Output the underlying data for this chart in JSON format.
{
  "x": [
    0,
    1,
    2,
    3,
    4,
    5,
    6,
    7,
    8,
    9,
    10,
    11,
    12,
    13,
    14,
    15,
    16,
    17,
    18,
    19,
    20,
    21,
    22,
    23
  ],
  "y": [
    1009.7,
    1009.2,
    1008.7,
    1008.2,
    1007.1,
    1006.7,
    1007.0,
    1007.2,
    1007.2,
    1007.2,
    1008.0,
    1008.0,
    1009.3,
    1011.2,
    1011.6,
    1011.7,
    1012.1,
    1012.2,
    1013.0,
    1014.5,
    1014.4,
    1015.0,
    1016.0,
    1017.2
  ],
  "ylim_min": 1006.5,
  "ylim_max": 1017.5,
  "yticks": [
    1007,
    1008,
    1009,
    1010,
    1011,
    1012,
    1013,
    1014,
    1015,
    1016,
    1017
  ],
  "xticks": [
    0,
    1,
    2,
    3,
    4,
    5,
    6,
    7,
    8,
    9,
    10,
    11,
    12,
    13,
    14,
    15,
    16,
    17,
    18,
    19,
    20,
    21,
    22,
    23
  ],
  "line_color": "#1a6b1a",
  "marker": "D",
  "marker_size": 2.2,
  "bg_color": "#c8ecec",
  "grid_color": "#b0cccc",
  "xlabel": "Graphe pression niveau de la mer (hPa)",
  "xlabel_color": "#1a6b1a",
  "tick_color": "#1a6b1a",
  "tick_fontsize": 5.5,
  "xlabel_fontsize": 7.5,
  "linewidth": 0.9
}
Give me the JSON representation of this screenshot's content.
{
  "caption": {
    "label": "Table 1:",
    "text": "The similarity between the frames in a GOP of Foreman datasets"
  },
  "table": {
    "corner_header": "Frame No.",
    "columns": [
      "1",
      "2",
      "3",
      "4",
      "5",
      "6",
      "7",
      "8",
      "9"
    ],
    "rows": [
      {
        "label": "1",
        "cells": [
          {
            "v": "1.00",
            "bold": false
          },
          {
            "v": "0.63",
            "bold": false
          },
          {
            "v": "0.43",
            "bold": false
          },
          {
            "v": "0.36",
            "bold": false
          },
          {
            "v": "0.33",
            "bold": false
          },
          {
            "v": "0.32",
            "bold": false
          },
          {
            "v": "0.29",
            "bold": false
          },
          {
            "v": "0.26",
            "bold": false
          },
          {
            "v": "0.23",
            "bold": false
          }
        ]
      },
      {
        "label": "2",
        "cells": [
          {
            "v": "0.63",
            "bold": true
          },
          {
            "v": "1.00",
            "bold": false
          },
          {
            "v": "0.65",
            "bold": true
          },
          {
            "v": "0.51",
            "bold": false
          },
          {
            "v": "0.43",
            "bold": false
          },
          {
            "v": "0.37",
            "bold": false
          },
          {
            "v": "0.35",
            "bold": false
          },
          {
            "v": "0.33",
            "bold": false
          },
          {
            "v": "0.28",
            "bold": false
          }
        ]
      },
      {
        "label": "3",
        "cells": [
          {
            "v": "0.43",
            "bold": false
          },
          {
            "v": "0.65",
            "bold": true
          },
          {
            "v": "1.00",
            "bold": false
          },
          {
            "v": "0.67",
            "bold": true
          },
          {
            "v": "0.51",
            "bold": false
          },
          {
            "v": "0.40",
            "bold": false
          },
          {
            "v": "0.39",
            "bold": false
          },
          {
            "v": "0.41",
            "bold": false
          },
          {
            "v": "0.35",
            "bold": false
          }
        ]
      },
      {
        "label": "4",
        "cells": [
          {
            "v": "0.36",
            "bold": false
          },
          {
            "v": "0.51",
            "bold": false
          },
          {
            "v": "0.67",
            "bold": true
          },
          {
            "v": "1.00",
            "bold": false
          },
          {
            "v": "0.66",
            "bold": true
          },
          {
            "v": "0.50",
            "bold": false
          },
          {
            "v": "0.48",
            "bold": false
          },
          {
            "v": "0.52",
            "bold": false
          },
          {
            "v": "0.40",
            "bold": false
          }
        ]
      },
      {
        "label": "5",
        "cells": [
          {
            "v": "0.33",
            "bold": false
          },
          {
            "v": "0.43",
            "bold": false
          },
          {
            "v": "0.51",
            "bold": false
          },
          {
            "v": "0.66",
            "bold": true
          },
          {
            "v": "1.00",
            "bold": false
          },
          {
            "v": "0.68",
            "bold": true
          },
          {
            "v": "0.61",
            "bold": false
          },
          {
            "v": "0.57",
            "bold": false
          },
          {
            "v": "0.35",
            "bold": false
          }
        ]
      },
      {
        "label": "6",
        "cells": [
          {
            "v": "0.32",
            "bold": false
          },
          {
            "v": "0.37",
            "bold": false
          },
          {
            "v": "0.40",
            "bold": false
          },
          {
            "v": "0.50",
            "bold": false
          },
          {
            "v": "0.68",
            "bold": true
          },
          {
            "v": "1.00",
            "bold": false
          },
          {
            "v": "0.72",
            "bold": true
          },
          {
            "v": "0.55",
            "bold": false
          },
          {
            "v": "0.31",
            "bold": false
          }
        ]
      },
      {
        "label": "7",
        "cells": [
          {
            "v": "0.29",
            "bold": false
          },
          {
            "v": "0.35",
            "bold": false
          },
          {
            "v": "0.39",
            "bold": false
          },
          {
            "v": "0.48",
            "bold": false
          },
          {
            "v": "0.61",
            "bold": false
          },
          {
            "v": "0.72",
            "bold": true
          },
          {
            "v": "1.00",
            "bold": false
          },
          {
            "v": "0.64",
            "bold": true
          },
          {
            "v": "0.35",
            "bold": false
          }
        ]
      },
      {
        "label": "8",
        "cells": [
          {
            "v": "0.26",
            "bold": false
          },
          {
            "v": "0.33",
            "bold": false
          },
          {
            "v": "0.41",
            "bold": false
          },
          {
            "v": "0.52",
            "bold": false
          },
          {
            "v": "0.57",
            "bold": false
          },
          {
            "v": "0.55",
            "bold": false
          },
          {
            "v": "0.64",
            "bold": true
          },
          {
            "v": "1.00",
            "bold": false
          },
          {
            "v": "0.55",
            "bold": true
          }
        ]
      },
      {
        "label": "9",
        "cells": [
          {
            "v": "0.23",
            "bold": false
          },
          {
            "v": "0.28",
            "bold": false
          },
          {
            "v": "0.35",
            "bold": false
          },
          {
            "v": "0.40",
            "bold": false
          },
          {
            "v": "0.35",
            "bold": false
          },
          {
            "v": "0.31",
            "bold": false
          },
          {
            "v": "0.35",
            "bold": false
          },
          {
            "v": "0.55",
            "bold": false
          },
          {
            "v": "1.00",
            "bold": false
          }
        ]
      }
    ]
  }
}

○ ○ ○ ○ ○

Required task: Go through the material line by line. Show each line that contains the string "JSON".

Written answer:
Output the underlying data for this chart in JSON format.
Give me the JSON representation of this screenshot's content.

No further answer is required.